Brief >>
Answer these questions from the excerpt on federal food aid below.
(a) According to the USDA statement, how much did the Department spend on TEFAP foods and administrative expenses from the start of the fiscal year through February 2025?
(b) Across how many nutrition programs does the Department issue benefits?
(c) How many selections of frozen meat does Stefanie Thompson now give Morgan County pantry visitors?
Top of Excerpt to read
In an email, a spokesperson for the U.S. Department of Agriculture said the federal government continues to provide a lot of money for local food purchasing and nutrition programs.

“From the start of the FY through February 2025, the Department has spent nearly $780 million on TEFAP (the Emergency Food Assistance Program]) foods and administrative expenses, which is not unusual in a five-month period,” the statement said.

“Not to mention, as of Wednesday (May 14), States have more than $246 million in local purchasing authority that is specific to the charitable feeding network. Finally, on any given day, the Department issues more than $405 million worth of nutrition benefits across its 16 nutrition programs. There is no need for new programs, but perhaps more efficient and effective use of current.”

The impact of federal cuts

As things stand now, Stefanie Thompson has cut back from giving Morgan County pantry visitors two selections of frozen meat to just one.

Starting in July, she won’t be able to offer as much fresh produce either. The program she relied on to get those veggies is one that was cut.
Bottom of Excerpt to read
Top of Supplied data
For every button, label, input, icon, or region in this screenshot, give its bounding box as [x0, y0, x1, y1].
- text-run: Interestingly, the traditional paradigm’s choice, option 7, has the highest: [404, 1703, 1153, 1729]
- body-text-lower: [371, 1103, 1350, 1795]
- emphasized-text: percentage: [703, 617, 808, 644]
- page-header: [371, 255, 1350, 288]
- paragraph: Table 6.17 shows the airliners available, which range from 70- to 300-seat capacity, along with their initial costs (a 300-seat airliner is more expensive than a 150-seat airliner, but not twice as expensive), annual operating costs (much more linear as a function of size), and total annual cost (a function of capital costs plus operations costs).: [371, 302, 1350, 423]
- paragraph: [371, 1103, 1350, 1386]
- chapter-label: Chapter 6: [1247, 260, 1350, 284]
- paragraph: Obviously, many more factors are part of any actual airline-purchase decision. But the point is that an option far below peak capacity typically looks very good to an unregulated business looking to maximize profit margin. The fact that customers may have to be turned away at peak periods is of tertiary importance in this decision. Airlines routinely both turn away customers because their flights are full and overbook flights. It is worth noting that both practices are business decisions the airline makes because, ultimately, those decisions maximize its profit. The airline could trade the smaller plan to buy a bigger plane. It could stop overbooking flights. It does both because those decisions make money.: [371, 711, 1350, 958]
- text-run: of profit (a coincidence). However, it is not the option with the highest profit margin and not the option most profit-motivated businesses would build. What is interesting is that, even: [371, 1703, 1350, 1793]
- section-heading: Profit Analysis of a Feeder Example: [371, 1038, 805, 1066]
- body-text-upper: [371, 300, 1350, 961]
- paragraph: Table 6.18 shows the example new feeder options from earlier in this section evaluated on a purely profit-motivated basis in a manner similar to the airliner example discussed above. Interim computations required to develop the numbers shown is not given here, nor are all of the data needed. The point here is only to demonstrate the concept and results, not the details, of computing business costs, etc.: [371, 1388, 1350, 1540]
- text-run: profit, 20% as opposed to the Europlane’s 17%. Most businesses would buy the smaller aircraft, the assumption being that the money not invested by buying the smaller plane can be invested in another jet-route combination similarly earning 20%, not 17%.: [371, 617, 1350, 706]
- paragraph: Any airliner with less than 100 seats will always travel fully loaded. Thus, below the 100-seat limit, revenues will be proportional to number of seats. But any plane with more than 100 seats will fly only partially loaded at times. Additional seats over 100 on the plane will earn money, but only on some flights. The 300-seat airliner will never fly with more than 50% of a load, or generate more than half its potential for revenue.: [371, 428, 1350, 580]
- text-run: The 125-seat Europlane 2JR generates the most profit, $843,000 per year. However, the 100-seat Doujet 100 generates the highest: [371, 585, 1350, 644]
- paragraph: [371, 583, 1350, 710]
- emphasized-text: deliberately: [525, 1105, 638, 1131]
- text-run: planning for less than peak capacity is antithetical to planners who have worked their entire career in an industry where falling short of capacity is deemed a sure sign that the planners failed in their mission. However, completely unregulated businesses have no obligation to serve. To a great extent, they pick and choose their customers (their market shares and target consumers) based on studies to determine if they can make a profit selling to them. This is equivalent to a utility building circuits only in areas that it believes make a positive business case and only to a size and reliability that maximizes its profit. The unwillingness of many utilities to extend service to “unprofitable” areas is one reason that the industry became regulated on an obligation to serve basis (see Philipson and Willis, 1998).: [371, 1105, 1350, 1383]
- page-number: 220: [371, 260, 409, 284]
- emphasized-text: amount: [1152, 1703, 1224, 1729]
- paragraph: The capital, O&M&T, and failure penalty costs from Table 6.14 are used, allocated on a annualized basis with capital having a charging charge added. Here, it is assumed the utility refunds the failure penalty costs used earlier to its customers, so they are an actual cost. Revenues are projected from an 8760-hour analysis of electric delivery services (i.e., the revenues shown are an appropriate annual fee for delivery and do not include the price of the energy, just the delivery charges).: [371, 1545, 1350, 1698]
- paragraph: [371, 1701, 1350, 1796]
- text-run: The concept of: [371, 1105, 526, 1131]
Bottom of Supplied data
Response box >>
(a) Nearly $780 million.
(b) 16.
(c) One, down from two.